>> begin Given data
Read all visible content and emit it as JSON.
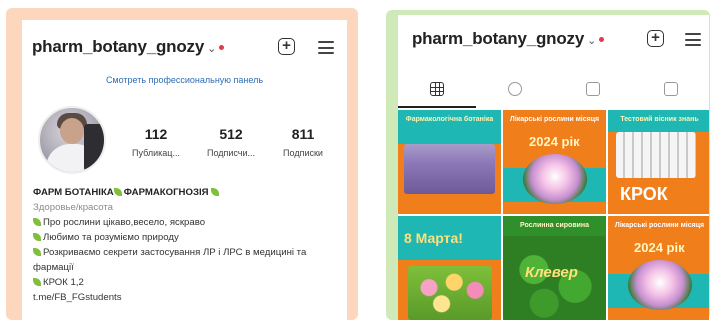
{
  "left_panel": {
    "username": "pharm_botany_gnozy",
    "dropdown_glyph": "⌄",
    "pro_dashboard_link": "Смотреть профессиональную панель",
    "stats": [
      {
        "value": "112",
        "label": "Публикац..."
      },
      {
        "value": "512",
        "label": "Подписчи..."
      },
      {
        "value": "811",
        "label": "Подписки"
      }
    ],
    "bio": {
      "name_part1": "ФАРМ БОТАНІКА",
      "name_part2": "ФАРМАКОГНОЗІЯ",
      "category": "Здоровье/красота",
      "lines": [
        "Про рослини цікаво,весело, яскраво",
        "Любимо та розуміємо природу",
        "Розкриваємо секрети застосування ЛР і ЛРС в медицині та фармації",
        "КРОК 1,2"
      ],
      "link": "t.me/FB_FGstudents"
    }
  },
  "right_panel": {
    "username": "pharm_botany_gnozy",
    "dropdown_glyph": "⌄",
    "tabs": [
      "grid-icon",
      "reels-icon",
      "guides-icon",
      "tagged-icon"
    ],
    "posts": [
      {
        "heading": "Фармакологічна ботаніка",
        "type": "lavender-field"
      },
      {
        "heading": "Лікарські рослини місяця",
        "year": "2024 рік",
        "type": "water-lily"
      },
      {
        "heading": "Тестовий вісник знань",
        "big": "КРОК",
        "type": "answer-sheet"
      },
      {
        "big": "8 Марта!",
        "type": "tulips"
      },
      {
        "heading": "Рослинна сировина",
        "big": "Клевер",
        "type": "clover"
      },
      {
        "heading": "Лікарські рослини місяця",
        "year": "2024 рік",
        "type": "water-lily"
      }
    ]
  },
  "colors": {
    "left_frame": "#fcd7bd",
    "right_frame": "#cfeab8",
    "tile_orange": "#f07e1b",
    "tile_teal": "#1eb7b4",
    "link_blue": "#2f6db3",
    "notification_red": "#e5374f"
  }
}
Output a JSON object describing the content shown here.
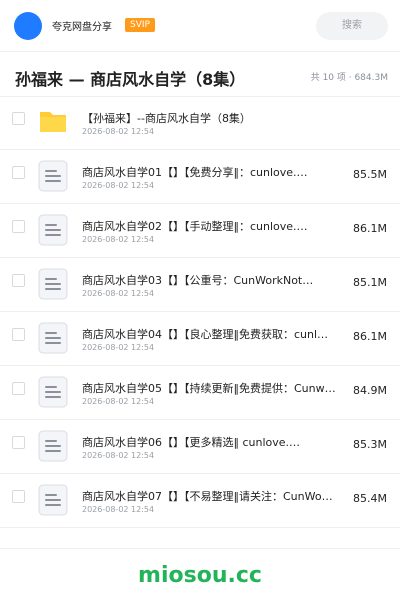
{
  "header": {
    "brand": "夸克网盘分享",
    "badge": "SVIP",
    "search_placeholder": "搜索"
  },
  "share": {
    "title": "孙福来 — 商店风水自学（8集）",
    "meta": "共 10 项 · 684.3M"
  },
  "items": [
    {
      "type": "folder",
      "name": "【孙福来】--商店风水自学（8集）",
      "time": "2026-08-02 12:54",
      "size": ""
    },
    {
      "type": "file",
      "name": "商店风水自学01【】【免费分享‖：cunlove.…",
      "time": "2026-08-02 12:54",
      "size": "85.5M"
    },
    {
      "type": "file",
      "name": "商店风水自学02【】【手动整理‖：cunlove.…",
      "time": "2026-08-02 12:54",
      "size": "86.1M"
    },
    {
      "type": "file",
      "name": "商店风水自学03【】【公重号：CunWorkNot…",
      "time": "2026-08-02 12:54",
      "size": "85.1M"
    },
    {
      "type": "file",
      "name": "商店风水自学04【】【良心整理‖免费获取：cunl…",
      "time": "2026-08-02 12:54",
      "size": "86.1M"
    },
    {
      "type": "file",
      "name": "商店风水自学05【】【持续更新‖免费提供：Cunw…",
      "time": "2026-08-02 12:54",
      "size": "84.9M"
    },
    {
      "type": "file",
      "name": "商店风水自学06【】【更多精选‖ cunlove.…",
      "time": "2026-08-02 12:54",
      "size": "85.3M"
    },
    {
      "type": "file",
      "name": "商店风水自学07【】【不易整理‖请关注：CunWo…",
      "time": "2026-08-02 12:54",
      "size": "85.4M"
    }
  ],
  "footer": {
    "watermark": "miosou.cc"
  },
  "colors": {
    "accent": "#1f7bff",
    "svip": "#ff9b1a",
    "folder": "#ffd23a",
    "watermark": "#23b45a"
  }
}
>> end Given data
▶ _Instruction_: Your job is to transcribe the entries above exactly; skip the pictures.

▶ _Finished task_:
Read all visible content and emit it as JSON.
{
  "left_panel": {
    "username": "pharm_botany_gnozy",
    "dropdown_glyph": "⌄",
    "pro_dashboard_link": "Смотреть профессиональную панель",
    "stats": [
      {
        "value": "112",
        "label": "Публикац..."
      },
      {
        "value": "512",
        "label": "Подписчи..."
      },
      {
        "value": "811",
        "label": "Подписки"
      }
    ],
    "bio": {
      "name_part1": "ФАРМ БОТАНІКА",
      "name_part2": "ФАРМАКОГНОЗІЯ",
      "category": "Здоровье/красота",
      "lines": [
        "Про рослини цікаво,весело, яскраво",
        "Любимо та розуміємо природу",
        "Розкриваємо секрети застосування ЛР і ЛРС в медицині та фармації",
        "КРОК 1,2"
      ],
      "link": "t.me/FB_FGstudents"
    }
  },
  "right_panel": {
    "username": "pharm_botany_gnozy",
    "dropdown_glyph": "⌄",
    "tabs": [
      "grid-icon",
      "reels-icon",
      "guides-icon",
      "tagged-icon"
    ],
    "posts": [
      {
        "heading": "Фармакологічна ботаніка",
        "type": "lavender-field"
      },
      {
        "heading": "Лікарські рослини місяця",
        "year": "2024 рік",
        "type": "water-lily"
      },
      {
        "heading": "Тестовий вісник знань",
        "big": "КРОК",
        "type": "answer-sheet"
      },
      {
        "big": "8 Марта!",
        "type": "tulips"
      },
      {
        "heading": "Рослинна сировина",
        "big": "Клевер",
        "type": "clover"
      },
      {
        "heading": "Лікарські рослини місяця",
        "year": "2024 рік",
        "type": "water-lily"
      }
    ]
  },
  "colors": {
    "left_frame": "#fcd7bd",
    "right_frame": "#cfeab8",
    "tile_orange": "#f07e1b",
    "tile_teal": "#1eb7b4",
    "link_blue": "#2f6db3",
    "notification_red": "#e5374f"
  }
}
Output a JSON object describing the content shown here.
{
  "header": {
    "brand": "夸克网盘分享",
    "badge": "SVIP",
    "search_placeholder": "搜索"
  },
  "share": {
    "title": "孙福来 — 商店风水自学（8集）",
    "meta": "共 10 项 · 684.3M"
  },
  "items": [
    {
      "type": "folder",
      "name": "【孙福来】--商店风水自学（8集）",
      "time": "2026-08-02 12:54",
      "size": ""
    },
    {
      "type": "file",
      "name": "商店风水自学01【】【免费分享‖：cunlove.…",
      "time": "2026-08-02 12:54",
      "size": "85.5M"
    },
    {
      "type": "file",
      "name": "商店风水自学02【】【手动整理‖：cunlove.…",
      "time": "2026-08-02 12:54",
      "size": "86.1M"
    },
    {
      "type": "file",
      "name": "商店风水自学03【】【公重号：CunWorkNot…",
      "time": "2026-08-02 12:54",
      "size": "85.1M"
    },
    {
      "type": "file",
      "name": "商店风水自学04【】【良心整理‖免费获取：cunl…",
      "time": "2026-08-02 12:54",
      "size": "86.1M"
    },
    {
      "type": "file",
      "name": "商店风水自学05【】【持续更新‖免费提供：Cunw…",
      "time": "2026-08-02 12:54",
      "size": "84.9M"
    },
    {
      "type": "file",
      "name": "商店风水自学06【】【更多精选‖ cunlove.…",
      "time": "2026-08-02 12:54",
      "size": "85.3M"
    },
    {
      "type": "file",
      "name": "商店风水自学07【】【不易整理‖请关注：CunWo…",
      "time": "2026-08-02 12:54",
      "size": "85.4M"
    }
  ],
  "footer": {
    "watermark": "miosou.cc"
  },
  "colors": {
    "accent": "#1f7bff",
    "svip": "#ff9b1a",
    "folder": "#ffd23a",
    "watermark": "#23b45a"
  }
}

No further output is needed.